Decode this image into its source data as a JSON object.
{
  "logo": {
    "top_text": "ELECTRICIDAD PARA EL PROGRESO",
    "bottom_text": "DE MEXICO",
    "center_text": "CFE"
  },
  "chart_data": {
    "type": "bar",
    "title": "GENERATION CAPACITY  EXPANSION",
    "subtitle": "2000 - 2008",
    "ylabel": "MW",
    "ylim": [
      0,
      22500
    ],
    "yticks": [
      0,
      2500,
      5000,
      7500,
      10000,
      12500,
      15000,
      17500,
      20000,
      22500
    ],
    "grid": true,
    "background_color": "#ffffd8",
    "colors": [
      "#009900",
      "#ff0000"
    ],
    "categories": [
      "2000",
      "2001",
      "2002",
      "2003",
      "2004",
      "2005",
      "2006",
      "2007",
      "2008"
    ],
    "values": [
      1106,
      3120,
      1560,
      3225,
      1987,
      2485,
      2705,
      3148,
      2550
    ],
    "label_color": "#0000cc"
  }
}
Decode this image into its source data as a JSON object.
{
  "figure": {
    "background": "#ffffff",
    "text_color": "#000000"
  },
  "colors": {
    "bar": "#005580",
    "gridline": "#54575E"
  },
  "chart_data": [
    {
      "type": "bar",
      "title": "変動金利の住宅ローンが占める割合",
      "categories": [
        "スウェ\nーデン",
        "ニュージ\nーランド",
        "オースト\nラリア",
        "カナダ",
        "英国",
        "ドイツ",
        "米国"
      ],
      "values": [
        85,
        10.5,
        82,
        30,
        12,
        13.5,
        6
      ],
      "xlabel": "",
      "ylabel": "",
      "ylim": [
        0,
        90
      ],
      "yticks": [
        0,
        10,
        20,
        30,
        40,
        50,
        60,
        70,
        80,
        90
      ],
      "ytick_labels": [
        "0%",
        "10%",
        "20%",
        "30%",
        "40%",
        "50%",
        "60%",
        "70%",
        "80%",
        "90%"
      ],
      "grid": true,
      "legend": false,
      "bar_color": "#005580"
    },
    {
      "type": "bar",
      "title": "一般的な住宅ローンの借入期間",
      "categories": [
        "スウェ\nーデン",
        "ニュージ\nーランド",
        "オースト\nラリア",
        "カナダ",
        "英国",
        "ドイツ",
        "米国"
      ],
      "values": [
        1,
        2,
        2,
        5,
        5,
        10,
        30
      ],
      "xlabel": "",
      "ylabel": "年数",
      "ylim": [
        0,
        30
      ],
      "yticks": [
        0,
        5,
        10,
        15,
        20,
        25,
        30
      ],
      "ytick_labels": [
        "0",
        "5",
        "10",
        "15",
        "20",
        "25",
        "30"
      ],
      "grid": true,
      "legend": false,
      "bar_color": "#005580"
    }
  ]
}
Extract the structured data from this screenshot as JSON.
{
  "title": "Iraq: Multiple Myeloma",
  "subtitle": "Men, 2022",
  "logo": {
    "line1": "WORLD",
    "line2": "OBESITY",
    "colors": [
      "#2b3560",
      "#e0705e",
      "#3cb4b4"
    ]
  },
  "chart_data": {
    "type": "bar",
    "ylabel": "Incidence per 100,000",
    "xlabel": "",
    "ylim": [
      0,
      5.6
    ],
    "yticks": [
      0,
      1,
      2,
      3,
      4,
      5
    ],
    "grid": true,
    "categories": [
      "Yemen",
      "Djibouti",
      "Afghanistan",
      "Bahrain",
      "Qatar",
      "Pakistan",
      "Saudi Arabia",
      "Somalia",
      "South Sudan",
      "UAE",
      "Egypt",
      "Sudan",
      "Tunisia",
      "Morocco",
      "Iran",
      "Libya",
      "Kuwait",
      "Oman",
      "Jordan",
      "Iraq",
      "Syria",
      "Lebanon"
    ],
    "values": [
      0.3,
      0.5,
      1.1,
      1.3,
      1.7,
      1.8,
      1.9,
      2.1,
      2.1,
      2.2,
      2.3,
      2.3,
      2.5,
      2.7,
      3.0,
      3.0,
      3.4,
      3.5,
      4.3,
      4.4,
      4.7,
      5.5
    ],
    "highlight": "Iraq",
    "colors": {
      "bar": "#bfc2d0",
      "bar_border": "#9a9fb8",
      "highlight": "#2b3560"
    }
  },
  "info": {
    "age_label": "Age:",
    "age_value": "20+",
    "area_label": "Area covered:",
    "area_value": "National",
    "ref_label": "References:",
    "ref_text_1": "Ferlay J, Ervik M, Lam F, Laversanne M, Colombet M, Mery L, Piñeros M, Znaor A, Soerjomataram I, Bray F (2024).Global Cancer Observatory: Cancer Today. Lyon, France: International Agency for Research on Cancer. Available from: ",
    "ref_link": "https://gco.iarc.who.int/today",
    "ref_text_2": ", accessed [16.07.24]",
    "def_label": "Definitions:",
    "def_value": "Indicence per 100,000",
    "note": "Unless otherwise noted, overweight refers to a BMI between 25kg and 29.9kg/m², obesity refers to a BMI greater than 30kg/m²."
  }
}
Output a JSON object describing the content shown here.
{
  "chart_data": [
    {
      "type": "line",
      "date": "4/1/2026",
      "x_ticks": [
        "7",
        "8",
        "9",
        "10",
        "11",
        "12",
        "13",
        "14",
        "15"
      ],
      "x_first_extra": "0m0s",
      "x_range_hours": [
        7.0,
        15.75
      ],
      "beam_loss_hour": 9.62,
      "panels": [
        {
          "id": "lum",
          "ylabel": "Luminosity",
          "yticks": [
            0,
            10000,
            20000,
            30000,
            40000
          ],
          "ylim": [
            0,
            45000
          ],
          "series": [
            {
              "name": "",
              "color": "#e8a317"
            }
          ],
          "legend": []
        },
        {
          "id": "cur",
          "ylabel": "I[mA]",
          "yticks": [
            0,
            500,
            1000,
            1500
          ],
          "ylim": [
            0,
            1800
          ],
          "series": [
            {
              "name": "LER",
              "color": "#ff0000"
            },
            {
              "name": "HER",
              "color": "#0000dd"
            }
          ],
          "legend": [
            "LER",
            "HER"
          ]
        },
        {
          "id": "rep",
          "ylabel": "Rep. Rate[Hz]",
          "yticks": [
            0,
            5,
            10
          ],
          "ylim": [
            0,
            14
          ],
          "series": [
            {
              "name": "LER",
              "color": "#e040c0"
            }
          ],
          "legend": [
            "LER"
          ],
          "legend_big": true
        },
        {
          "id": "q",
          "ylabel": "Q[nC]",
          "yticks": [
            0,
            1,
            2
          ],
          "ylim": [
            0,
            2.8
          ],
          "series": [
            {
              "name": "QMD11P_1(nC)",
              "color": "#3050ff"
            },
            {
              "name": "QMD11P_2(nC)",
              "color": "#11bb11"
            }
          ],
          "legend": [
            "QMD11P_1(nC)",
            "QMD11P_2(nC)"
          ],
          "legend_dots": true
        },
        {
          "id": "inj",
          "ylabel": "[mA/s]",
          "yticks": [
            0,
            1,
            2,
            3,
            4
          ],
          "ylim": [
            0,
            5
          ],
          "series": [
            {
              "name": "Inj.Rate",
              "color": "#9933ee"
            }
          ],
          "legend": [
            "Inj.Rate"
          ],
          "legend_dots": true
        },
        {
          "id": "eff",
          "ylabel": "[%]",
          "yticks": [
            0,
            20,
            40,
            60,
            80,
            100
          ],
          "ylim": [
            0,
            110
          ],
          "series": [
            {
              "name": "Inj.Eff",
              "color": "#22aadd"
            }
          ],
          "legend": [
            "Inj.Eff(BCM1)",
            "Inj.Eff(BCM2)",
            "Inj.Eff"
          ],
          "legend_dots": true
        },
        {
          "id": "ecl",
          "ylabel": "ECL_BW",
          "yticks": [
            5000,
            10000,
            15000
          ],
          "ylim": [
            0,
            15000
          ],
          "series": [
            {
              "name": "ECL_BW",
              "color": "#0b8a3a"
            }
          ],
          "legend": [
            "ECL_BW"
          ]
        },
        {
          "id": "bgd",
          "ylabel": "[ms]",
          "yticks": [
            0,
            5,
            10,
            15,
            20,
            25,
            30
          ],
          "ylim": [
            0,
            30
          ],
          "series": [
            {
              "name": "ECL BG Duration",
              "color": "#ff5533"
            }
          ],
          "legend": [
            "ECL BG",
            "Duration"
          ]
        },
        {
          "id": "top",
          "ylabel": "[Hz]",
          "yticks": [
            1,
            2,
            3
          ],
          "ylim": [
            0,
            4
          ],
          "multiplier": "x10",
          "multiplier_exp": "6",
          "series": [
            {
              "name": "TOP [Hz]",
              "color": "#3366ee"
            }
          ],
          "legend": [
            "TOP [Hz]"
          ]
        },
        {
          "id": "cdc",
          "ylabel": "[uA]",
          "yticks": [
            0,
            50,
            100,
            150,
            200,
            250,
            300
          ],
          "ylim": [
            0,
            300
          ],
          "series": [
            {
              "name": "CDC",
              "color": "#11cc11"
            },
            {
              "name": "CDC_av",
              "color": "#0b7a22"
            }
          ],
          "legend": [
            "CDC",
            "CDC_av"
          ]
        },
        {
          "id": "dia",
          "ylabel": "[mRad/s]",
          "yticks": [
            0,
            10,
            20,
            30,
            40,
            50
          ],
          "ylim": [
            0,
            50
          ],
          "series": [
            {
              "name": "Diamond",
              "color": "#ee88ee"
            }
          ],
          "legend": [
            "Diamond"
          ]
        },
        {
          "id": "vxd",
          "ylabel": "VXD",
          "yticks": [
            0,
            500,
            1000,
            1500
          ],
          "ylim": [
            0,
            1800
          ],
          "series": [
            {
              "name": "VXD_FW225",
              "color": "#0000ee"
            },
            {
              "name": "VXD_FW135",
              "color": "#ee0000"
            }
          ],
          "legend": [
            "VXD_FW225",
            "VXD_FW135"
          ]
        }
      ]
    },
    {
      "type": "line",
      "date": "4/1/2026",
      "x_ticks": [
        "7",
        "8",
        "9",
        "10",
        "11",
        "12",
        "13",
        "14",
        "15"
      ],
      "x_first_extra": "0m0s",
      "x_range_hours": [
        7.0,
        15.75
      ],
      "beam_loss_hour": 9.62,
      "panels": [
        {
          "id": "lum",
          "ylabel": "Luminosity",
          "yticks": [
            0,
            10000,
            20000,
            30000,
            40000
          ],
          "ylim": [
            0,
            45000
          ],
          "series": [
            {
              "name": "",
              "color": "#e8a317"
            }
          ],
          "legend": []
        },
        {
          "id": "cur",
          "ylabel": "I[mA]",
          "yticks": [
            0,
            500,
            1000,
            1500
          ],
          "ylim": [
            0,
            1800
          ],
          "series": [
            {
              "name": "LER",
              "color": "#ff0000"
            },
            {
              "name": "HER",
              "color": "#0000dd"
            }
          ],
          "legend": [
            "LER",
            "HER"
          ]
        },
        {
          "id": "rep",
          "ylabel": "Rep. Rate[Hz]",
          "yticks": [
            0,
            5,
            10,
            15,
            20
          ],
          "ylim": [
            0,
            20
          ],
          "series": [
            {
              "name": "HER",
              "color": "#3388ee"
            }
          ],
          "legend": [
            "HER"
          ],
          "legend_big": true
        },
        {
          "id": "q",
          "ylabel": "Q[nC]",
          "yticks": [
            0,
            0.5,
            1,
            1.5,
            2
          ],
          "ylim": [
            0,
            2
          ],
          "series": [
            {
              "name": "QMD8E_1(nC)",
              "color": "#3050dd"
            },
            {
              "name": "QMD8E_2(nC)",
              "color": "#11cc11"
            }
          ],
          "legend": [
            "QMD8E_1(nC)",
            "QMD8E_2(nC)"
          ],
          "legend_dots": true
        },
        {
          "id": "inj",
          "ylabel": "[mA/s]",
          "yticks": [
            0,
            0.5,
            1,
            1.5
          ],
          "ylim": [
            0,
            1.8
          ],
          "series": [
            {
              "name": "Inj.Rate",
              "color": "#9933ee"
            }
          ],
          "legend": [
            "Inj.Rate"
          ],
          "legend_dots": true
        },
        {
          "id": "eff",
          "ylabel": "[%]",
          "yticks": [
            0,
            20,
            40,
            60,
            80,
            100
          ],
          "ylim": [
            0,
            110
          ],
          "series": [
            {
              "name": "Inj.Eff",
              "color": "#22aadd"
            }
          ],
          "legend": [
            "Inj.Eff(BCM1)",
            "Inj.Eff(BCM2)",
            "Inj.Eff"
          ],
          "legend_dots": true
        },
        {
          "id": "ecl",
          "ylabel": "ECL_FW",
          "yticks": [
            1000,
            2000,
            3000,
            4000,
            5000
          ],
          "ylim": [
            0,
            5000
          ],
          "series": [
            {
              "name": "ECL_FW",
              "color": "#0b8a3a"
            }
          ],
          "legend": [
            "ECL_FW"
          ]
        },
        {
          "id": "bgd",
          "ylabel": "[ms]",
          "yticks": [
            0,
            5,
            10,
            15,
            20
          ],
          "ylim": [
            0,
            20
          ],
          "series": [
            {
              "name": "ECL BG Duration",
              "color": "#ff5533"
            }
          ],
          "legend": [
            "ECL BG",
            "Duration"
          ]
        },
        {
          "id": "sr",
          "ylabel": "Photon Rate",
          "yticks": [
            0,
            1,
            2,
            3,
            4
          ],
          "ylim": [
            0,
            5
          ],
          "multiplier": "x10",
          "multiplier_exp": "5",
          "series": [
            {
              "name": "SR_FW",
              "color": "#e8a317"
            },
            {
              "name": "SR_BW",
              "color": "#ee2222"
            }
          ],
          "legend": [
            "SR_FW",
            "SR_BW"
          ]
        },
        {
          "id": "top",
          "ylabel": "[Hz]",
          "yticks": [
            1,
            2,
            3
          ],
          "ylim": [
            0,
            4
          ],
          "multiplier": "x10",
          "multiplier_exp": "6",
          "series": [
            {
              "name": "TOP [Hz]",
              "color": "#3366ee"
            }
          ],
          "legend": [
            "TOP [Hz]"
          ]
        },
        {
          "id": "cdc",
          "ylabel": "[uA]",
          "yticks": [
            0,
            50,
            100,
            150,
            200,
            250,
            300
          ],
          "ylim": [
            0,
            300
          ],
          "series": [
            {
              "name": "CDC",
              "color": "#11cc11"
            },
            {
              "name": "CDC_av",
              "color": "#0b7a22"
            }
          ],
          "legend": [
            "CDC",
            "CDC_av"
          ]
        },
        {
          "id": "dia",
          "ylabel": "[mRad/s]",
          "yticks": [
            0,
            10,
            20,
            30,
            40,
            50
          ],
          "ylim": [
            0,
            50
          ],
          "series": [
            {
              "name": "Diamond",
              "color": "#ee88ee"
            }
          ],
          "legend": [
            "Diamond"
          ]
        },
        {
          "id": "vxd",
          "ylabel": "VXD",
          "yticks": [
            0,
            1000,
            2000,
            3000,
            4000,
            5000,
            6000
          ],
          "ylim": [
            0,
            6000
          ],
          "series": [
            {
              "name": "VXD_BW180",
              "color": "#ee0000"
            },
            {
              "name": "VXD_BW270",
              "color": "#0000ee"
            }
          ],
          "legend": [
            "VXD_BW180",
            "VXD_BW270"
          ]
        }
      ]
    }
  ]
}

**Your instructions**
Output nothing but the number of lines in the data containing the string "subtitle".

**Correct response**
2